### RECORDS SHOWN:
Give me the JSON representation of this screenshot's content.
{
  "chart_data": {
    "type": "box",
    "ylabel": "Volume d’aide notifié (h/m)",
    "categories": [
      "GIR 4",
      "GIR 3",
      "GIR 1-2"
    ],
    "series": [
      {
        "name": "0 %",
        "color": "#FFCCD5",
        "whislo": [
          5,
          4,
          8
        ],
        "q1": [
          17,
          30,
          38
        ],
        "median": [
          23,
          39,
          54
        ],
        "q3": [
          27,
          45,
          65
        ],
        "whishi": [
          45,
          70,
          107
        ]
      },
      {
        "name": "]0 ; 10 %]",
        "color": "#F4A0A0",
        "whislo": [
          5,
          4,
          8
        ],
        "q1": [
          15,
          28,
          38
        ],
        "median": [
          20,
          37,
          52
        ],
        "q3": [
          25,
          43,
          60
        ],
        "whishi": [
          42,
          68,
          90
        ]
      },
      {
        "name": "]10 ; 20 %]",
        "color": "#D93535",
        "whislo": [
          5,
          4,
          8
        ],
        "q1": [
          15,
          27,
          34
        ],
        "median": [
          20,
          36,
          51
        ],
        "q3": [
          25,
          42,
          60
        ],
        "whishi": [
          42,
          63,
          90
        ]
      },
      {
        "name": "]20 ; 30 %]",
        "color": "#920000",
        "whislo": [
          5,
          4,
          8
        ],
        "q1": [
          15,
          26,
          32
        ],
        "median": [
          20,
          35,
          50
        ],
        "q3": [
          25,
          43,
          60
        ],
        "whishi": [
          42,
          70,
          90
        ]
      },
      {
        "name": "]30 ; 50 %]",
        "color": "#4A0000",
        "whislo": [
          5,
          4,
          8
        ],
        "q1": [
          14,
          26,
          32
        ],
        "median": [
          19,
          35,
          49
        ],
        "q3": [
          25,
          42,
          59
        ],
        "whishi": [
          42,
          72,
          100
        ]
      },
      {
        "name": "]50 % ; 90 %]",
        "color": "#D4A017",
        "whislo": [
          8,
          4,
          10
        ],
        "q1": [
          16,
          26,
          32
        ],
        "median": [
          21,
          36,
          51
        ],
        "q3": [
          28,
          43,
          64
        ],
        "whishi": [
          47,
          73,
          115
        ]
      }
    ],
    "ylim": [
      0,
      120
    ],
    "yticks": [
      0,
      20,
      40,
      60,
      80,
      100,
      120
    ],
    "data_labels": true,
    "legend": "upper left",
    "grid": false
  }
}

### TASK REQUIREMENTS:
Copy out all of the records shown above exactly.

### THE RESULT:
Give me the JSON representation of this screenshot's content.
{
  "chart_data": {
    "type": "box",
    "ylabel": "Volume d’aide notifié (h/m)",
    "categories": [
      "GIR 4",
      "GIR 3",
      "GIR 1-2"
    ],
    "series": [
      {
        "name": "0 %",
        "color": "#FFCCD5",
        "whislo": [
          5,
          4,
          8
        ],
        "q1": [
          17,
          30,
          38
        ],
        "median": [
          23,
          39,
          54
        ],
        "q3": [
          27,
          45,
          65
        ],
        "whishi": [
          45,
          70,
          107
        ]
      },
      {
        "name": "]0 ; 10 %]",
        "color": "#F4A0A0",
        "whislo": [
          5,
          4,
          8
        ],
        "q1": [
          15,
          28,
          38
        ],
        "median": [
          20,
          37,
          52
        ],
        "q3": [
          25,
          43,
          60
        ],
        "whishi": [
          42,
          68,
          90
        ]
      },
      {
        "name": "]10 ; 20 %]",
        "color": "#D93535",
        "whislo": [
          5,
          4,
          8
        ],
        "q1": [
          15,
          27,
          34
        ],
        "median": [
          20,
          36,
          51
        ],
        "q3": [
          25,
          42,
          60
        ],
        "whishi": [
          42,
          63,
          90
        ]
      },
      {
        "name": "]20 ; 30 %]",
        "color": "#920000",
        "whislo": [
          5,
          4,
          8
        ],
        "q1": [
          15,
          26,
          32
        ],
        "median": [
          20,
          35,
          50
        ],
        "q3": [
          25,
          43,
          60
        ],
        "whishi": [
          42,
          70,
          90
        ]
      },
      {
        "name": "]30 ; 50 %]",
        "color": "#4A0000",
        "whislo": [
          5,
          4,
          8
        ],
        "q1": [
          14,
          26,
          32
        ],
        "median": [
          19,
          35,
          49
        ],
        "q3": [
          25,
          42,
          59
        ],
        "whishi": [
          42,
          72,
          100
        ]
      },
      {
        "name": "]50 % ; 90 %]",
        "color": "#D4A017",
        "whislo": [
          8,
          4,
          10
        ],
        "q1": [
          16,
          26,
          32
        ],
        "median": [
          21,
          36,
          51
        ],
        "q3": [
          28,
          43,
          64
        ],
        "whishi": [
          47,
          73,
          115
        ]
      }
    ],
    "ylim": [
      0,
      120
    ],
    "yticks": [
      0,
      20,
      40,
      60,
      80,
      100,
      120
    ],
    "data_labels": true,
    "legend": "upper left",
    "grid": false
  }
}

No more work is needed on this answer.